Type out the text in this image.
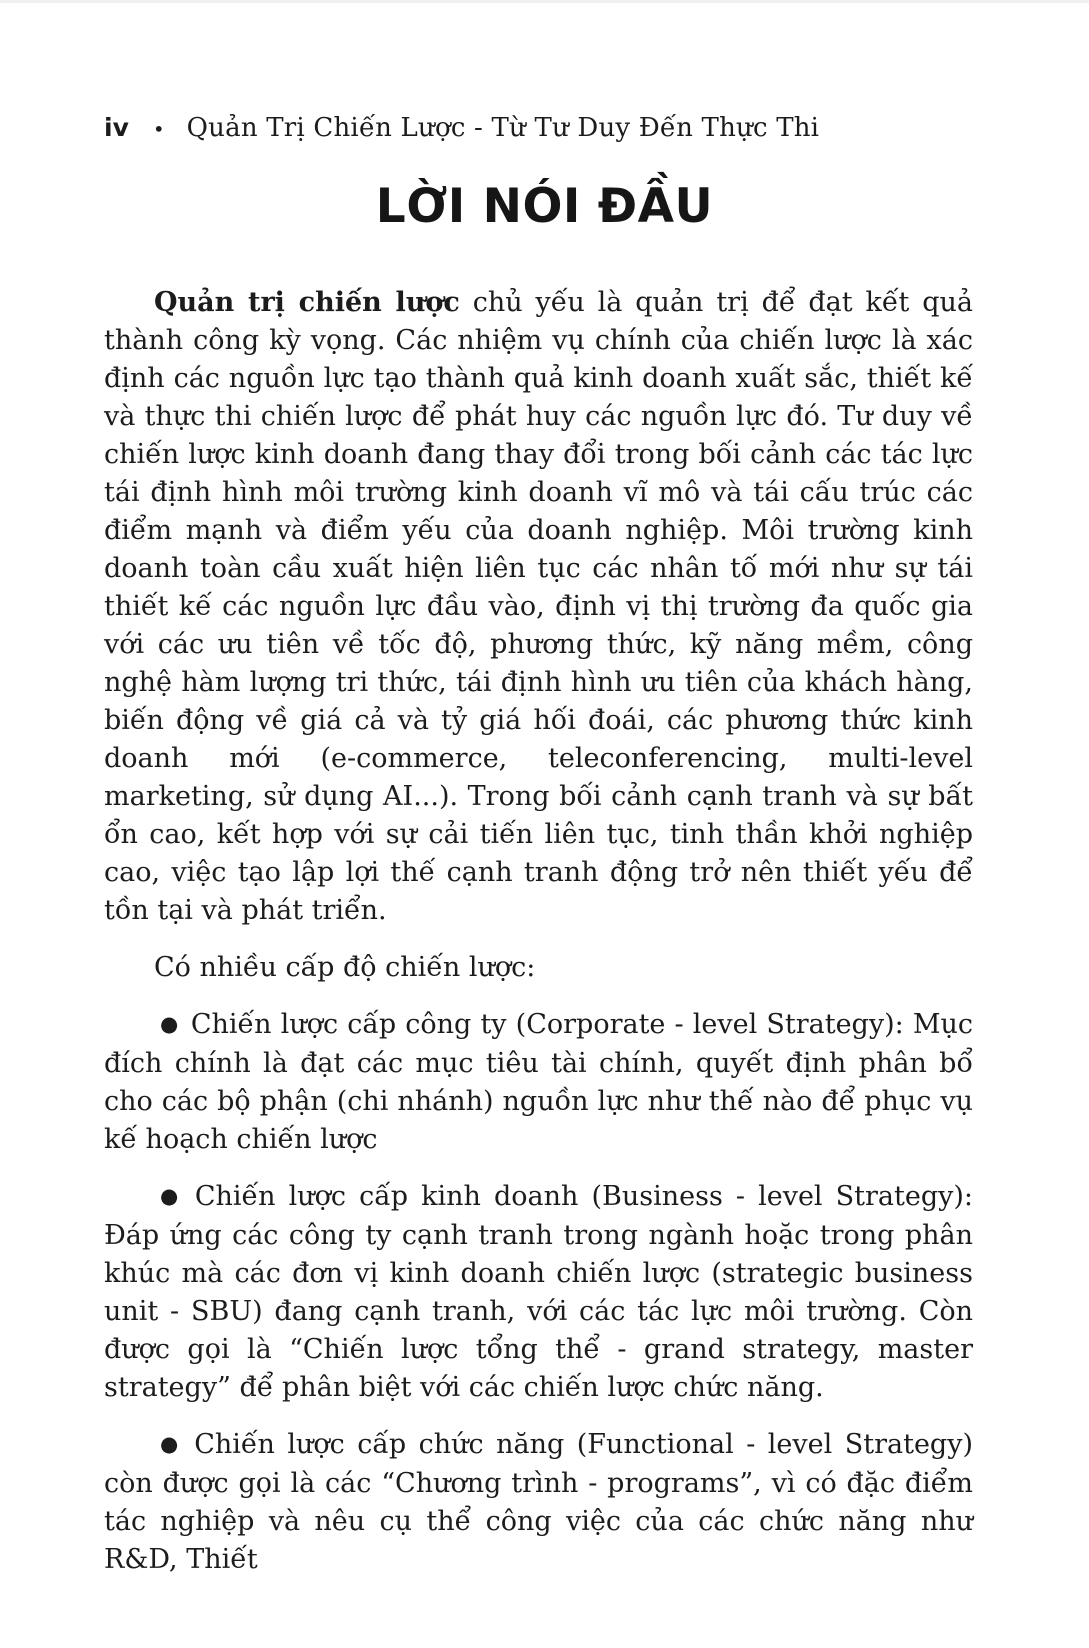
iv • Quản Trị Chiến Lược - Từ Tư Duy Đến Thực Thi
LỜI NÓI ĐẦU

Quản trị chiến lược chủ yếu là quản trị để đạt kết quả thành công kỳ vọng. Các nhiệm vụ chính của chiến lược là xác định các nguồn lực tạo thành quả kinh doanh xuất sắc, thiết kế và thực thi chiến lược để phát huy các nguồn lực đó. Tư duy về chiến lược kinh doanh đang thay đổi trong bối cảnh các tác lực tái định hình môi trường kinh doanh vĩ mô và tái cấu trúc các điểm mạnh và điểm yếu của doanh nghiệp. Môi trường kinh doanh toàn cầu xuất hiện liên tục các nhân tố mới như sự tái thiết kế các nguồn lực đầu vào, định vị thị trường đa quốc gia với các ưu tiên về tốc độ, phương thức, kỹ năng mềm, công nghệ hàm lượng tri thức, tái định hình ưu tiên của khách hàng, biến động về giá cả và tỷ giá hối đoái, các phương thức kinh doanh mới (e-commerce, teleconferencing, multi-level marketing, sử dụng AI...). Trong bối cảnh cạnh tranh và sự bất ổn cao, kết hợp với sự cải tiến liên tục, tinh thần khởi nghiệp cao, việc tạo lập lợi thế cạnh tranh động trở nên thiết yếu để tồn tại và phát triển.

Có nhiều cấp độ chiến lược:

● Chiến lược cấp công ty (Corporate - level Strategy): Mục đích chính là đạt các mục tiêu tài chính, quyết định phân bổ cho các bộ phận (chi nhánh) nguồn lực như thế nào để phục vụ kế hoạch chiến lược

● Chiến lược cấp kinh doanh (Business - level Strategy): Đáp ứng các công ty cạnh tranh trong ngành hoặc trong phân khúc mà các đơn vị kinh doanh chiến lược (strategic business unit - SBU) đang cạnh tranh, với các tác lực môi trường. Còn được gọi là “Chiến lược tổng thể - grand strategy, master strategy” để phân biệt với các chiến lược chức năng.

● Chiến lược cấp chức năng (Functional - level Strategy) còn được gọi là các “Chương trình - programs”, vì có đặc điểm tác nghiệp và nêu cụ thể công việc của các chức năng như R&D, Thiết
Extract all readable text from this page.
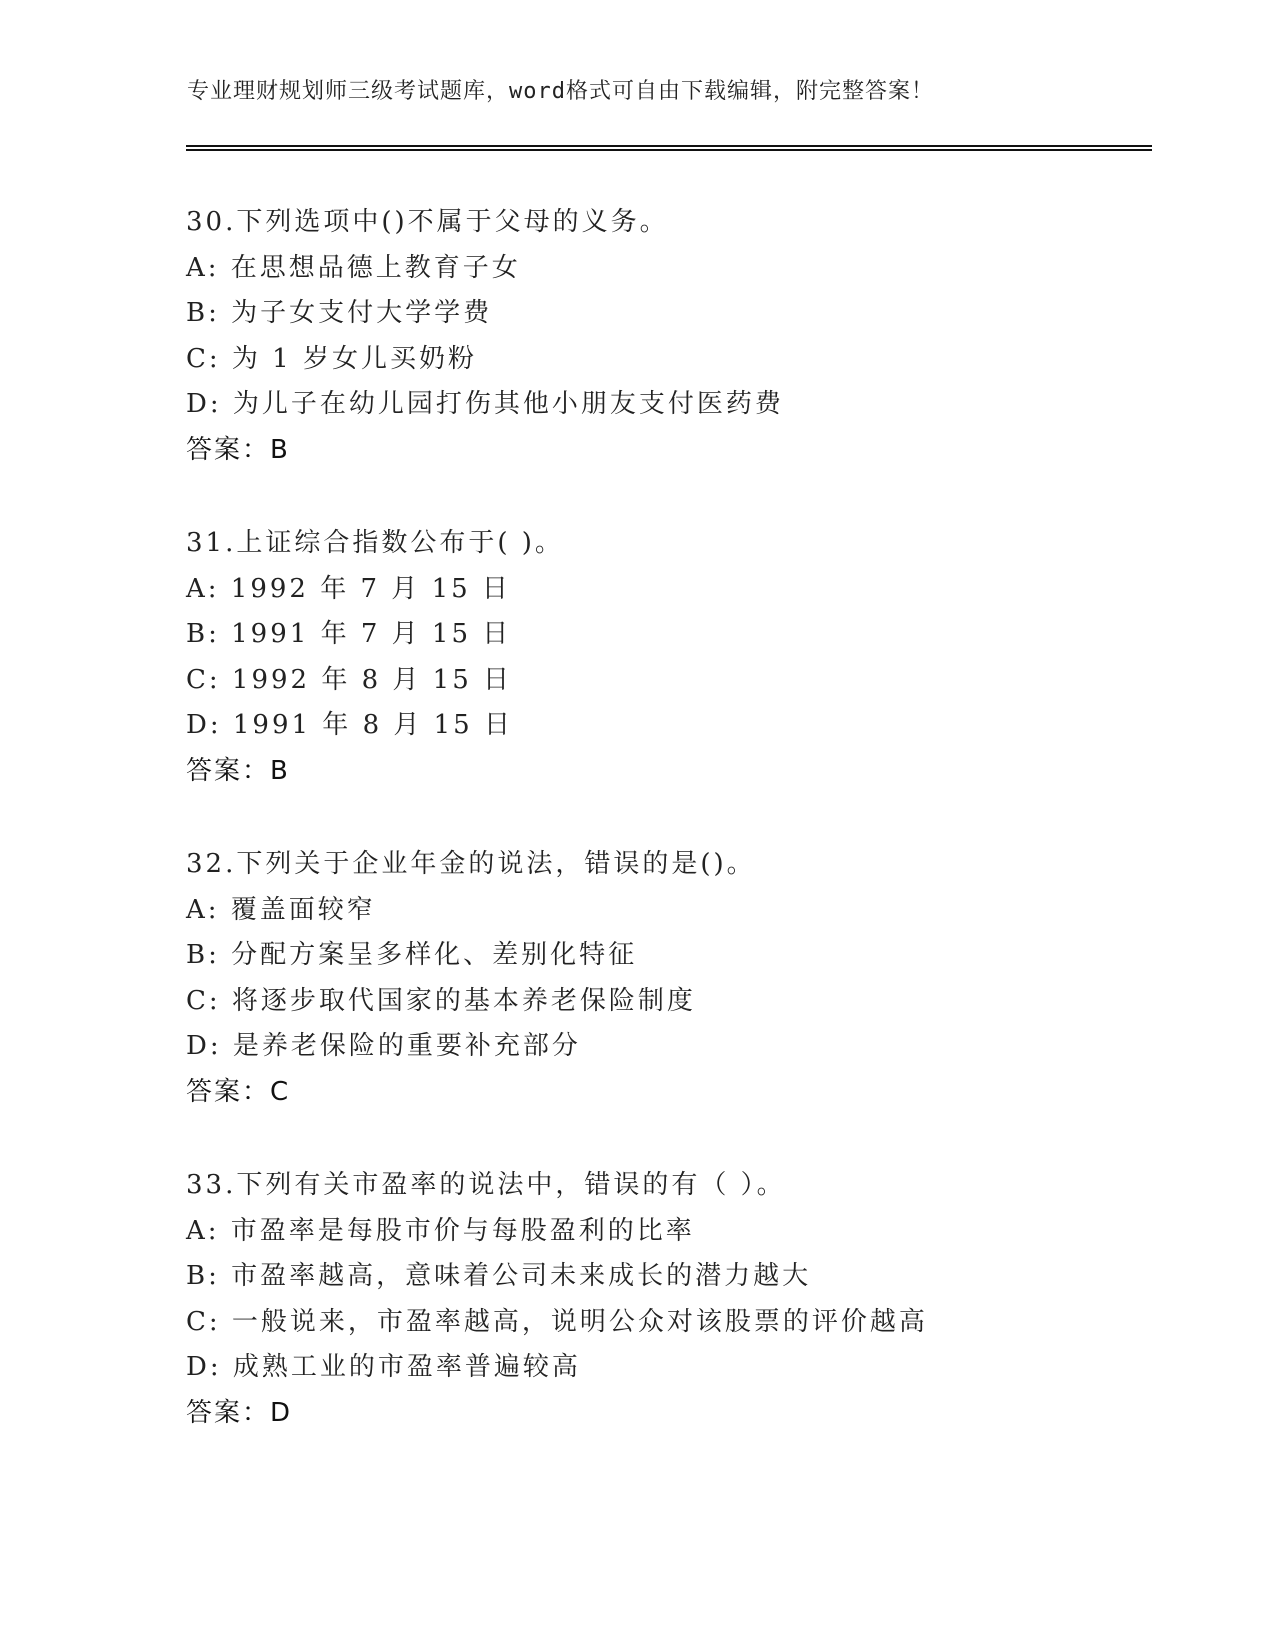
专业理财规划师三级考试题库，word格式可自由下载编辑，附完整答案！
30.下列选项中()不属于父母的义务。
A: 在思想品德上教育子女
B: 为子女支付大学学费
C: 为 1 岁女儿买奶粉
D: 为儿子在幼儿园打伤其他小朋友支付医药费
答案：B
31.上证综合指数公布于( )。
A: 1992 年 7 月 15 日
B: 1991 年 7 月 15 日
C: 1992 年 8 月 15 日
D: 1991 年 8 月 15 日
答案：B
32.下列关于企业年金的说法，错误的是()。
A: 覆盖面较窄
B: 分配方案呈多样化、差别化特征
C: 将逐步取代国家的基本养老保险制度
D: 是养老保险的重要补充部分
答案：C
33.下列有关市盈率的说法中，错误的有（ ）。
A: 市盈率是每股市价与每股盈利的比率
B: 市盈率越高，意味着公司未来成长的潜力越大
C: 一般说来，市盈率越高，说明公众对该股票的评价越高
D: 成熟工业的市盈率普遍较高
答案：D
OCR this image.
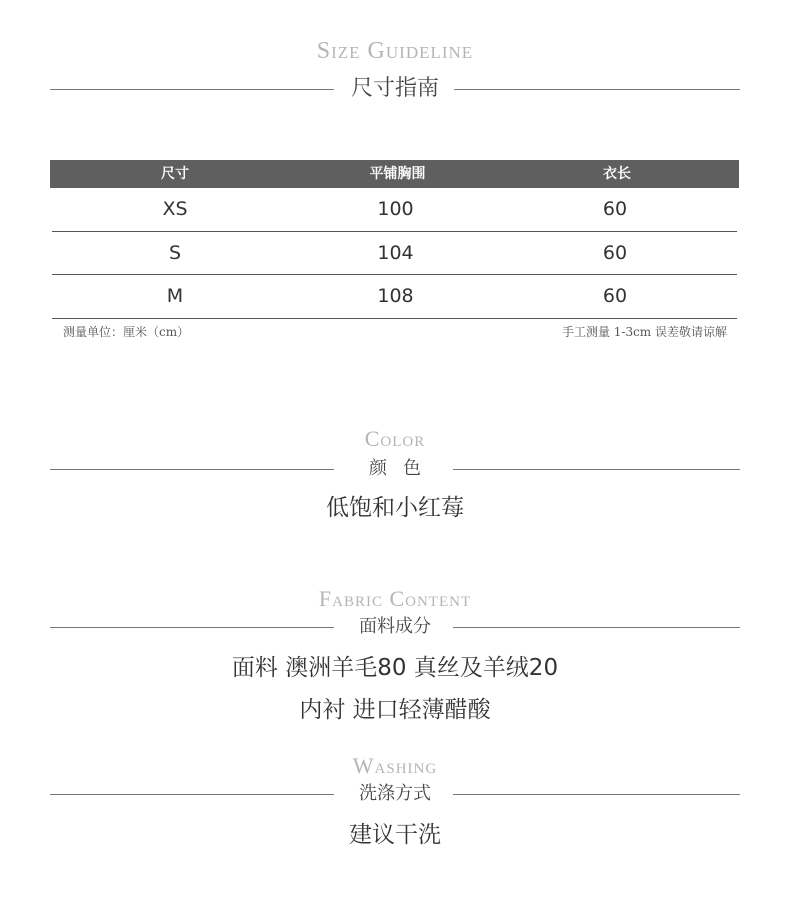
Size Guideline
尺寸指南
尺寸	平铺胸围	衣长
XS	100	60
S	104	60
M	108	60
测量单位：厘米（cm）	手工测量 1-3cm 误差敬请谅解
Color
颜色
低饱和小红莓
Fabric Content
面料成分
面料 澳洲羊毛80 真丝及羊绒20
内衬 进口轻薄醋酸
Washing
洗涤方式
建议干洗
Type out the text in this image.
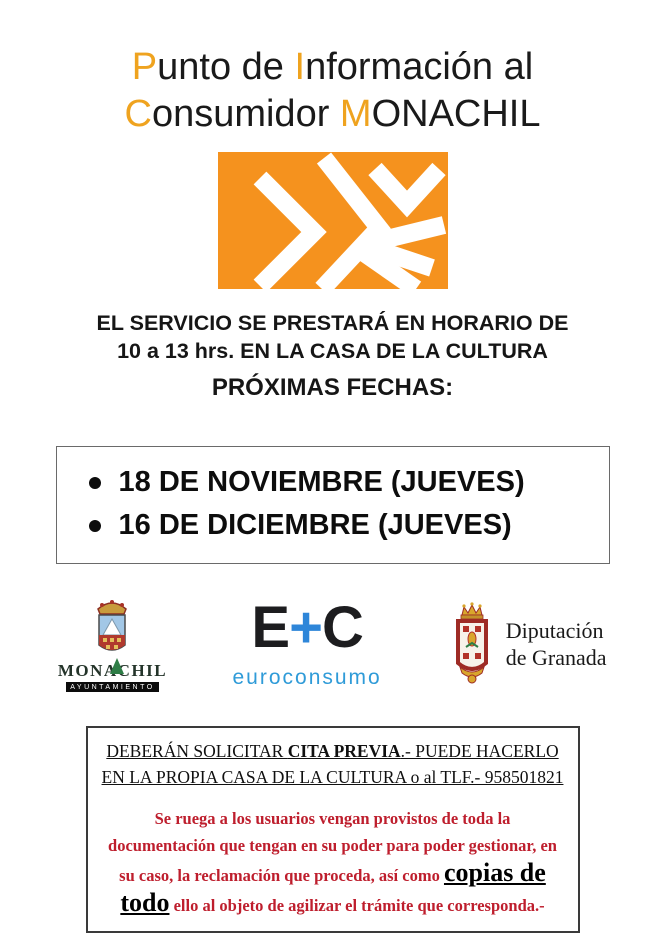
Punto de Información al
Consumidor MONACHIL
EL SERVICIO SE PRESTARÁ EN HORARIO DE
10 a 13 hrs. EN LA CASA DE LA CULTURA
PRÓXIMAS FECHAS:
18 DE NOVIEMBRE (JUEVES)
16 DE DICIEMBRE (JUEVES)
MONACHIL
AYUNTAMIENTO
E+C
euroconsumo
Diputación
de Granada
DEBERÁN SOLICITAR CITA PREVIA.- PUEDE HACERLO EN LA PROPIA CASA DE LA CULTURA o al TLF.- 958501821
Se ruega a los usuarios vengan provistos de toda la documentación que tengan en su poder para poder gestionar, en su caso, la reclamación que proceda, así como copias de todo ello al objeto de agilizar el trámite que corresponda.-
▬▬▬▬▬▬▬▬▬▬
• _Set exercise_:
Print each record exactly as it stands, leaving the images out.

• _In response_:
Type out the text in this image.
iv • Quản Trị Chiến Lược - Từ Tư Duy Đến Thực Thi
LỜI NÓI ĐẦU

Quản trị chiến lược chủ yếu là quản trị để đạt kết quả thành công kỳ vọng. Các nhiệm vụ chính của chiến lược là xác định các nguồn lực tạo thành quả kinh doanh xuất sắc, thiết kế và thực thi chiến lược để phát huy các nguồn lực đó. Tư duy về chiến lược kinh doanh đang thay đổi trong bối cảnh các tác lực tái định hình môi trường kinh doanh vĩ mô và tái cấu trúc các điểm mạnh và điểm yếu của doanh nghiệp. Môi trường kinh doanh toàn cầu xuất hiện liên tục các nhân tố mới như sự tái thiết kế các nguồn lực đầu vào, định vị thị trường đa quốc gia với các ưu tiên về tốc độ, phương thức, kỹ năng mềm, công nghệ hàm lượng tri thức, tái định hình ưu tiên của khách hàng, biến động về giá cả và tỷ giá hối đoái, các phương thức kinh doanh mới (e-commerce, teleconferencing, multi-level marketing, sử dụng AI...). Trong bối cảnh cạnh tranh và sự bất ổn cao, kết hợp với sự cải tiến liên tục, tinh thần khởi nghiệp cao, việc tạo lập lợi thế cạnh tranh động trở nên thiết yếu để tồn tại và phát triển.

Có nhiều cấp độ chiến lược:

● Chiến lược cấp công ty (Corporate - level Strategy): Mục đích chính là đạt các mục tiêu tài chính, quyết định phân bổ cho các bộ phận (chi nhánh) nguồn lực như thế nào để phục vụ kế hoạch chiến lược

● Chiến lược cấp kinh doanh (Business - level Strategy): Đáp ứng các công ty cạnh tranh trong ngành hoặc trong phân khúc mà các đơn vị kinh doanh chiến lược (strategic business unit - SBU) đang cạnh tranh, với các tác lực môi trường. Còn được gọi là “Chiến lược tổng thể - grand strategy, master strategy” để phân biệt với các chiến lược chức năng.

● Chiến lược cấp chức năng (Functional - level Strategy) còn được gọi là các “Chương trình - programs”, vì có đặc điểm tác nghiệp và nêu cụ thể công việc của các chức năng như R&D, Thiết
Extract all readable text from this page.
专业理财规划师三级考试题库，word格式可自由下载编辑，附完整答案！
30.下列选项中()不属于父母的义务。
A: 在思想品德上教育子女
B: 为子女支付大学学费
C: 为 1 岁女儿买奶粉
D: 为儿子在幼儿园打伤其他小朋友支付医药费
答案：B
31.上证综合指数公布于( )。
A: 1992 年 7 月 15 日
B: 1991 年 7 月 15 日
C: 1992 年 8 月 15 日
D: 1991 年 8 月 15 日
答案：B
32.下列关于企业年金的说法，错误的是()。
A: 覆盖面较窄
B: 分配方案呈多样化、差别化特征
C: 将逐步取代国家的基本养老保险制度
D: 是养老保险的重要补充部分
答案：C
33.下列有关市盈率的说法中，错误的有（ ）。
A: 市盈率是每股市价与每股盈利的比率
B: 市盈率越高，意味着公司未来成长的潜力越大
C: 一般说来，市盈率越高，说明公众对该股票的评价越高
D: 成熟工业的市盈率普遍较高
答案：D
OCR this image.
Size Guideline
尺寸指南
尺寸	平铺胸围	衣长
XS	100	60
S	104	60
M	108	60
测量单位：厘米（cm）	手工测量 1-3cm 误差敬请谅解
Color
颜色
低饱和小红莓
Fabric Content
面料成分
面料 澳洲羊毛80 真丝及羊绒20
内衬 进口轻薄醋酸
Washing
洗涤方式
建议干洗
Type out the text in this image.
Punto de Información al
Consumidor MONACHIL
EL SERVICIO SE PRESTARÁ EN HORARIO DE
10 a 13 hrs. EN LA CASA DE LA CULTURA
PRÓXIMAS FECHAS:
18 DE NOVIEMBRE (JUEVES)
16 DE DICIEMBRE (JUEVES)
MONACHIL
AYUNTAMIENTO
E+C
euroconsumo
Diputación
de Granada
DEBERÁN SOLICITAR CITA PREVIA.- PUEDE HACERLO EN LA PROPIA CASA DE LA CULTURA o al TLF.- 958501821
Se ruega a los usuarios vengan provistos de toda la documentación que tengan en su poder para poder gestionar, en su caso, la reclamación que proceda, así como copias de todo ello al objeto de agilizar el trámite que corresponda.-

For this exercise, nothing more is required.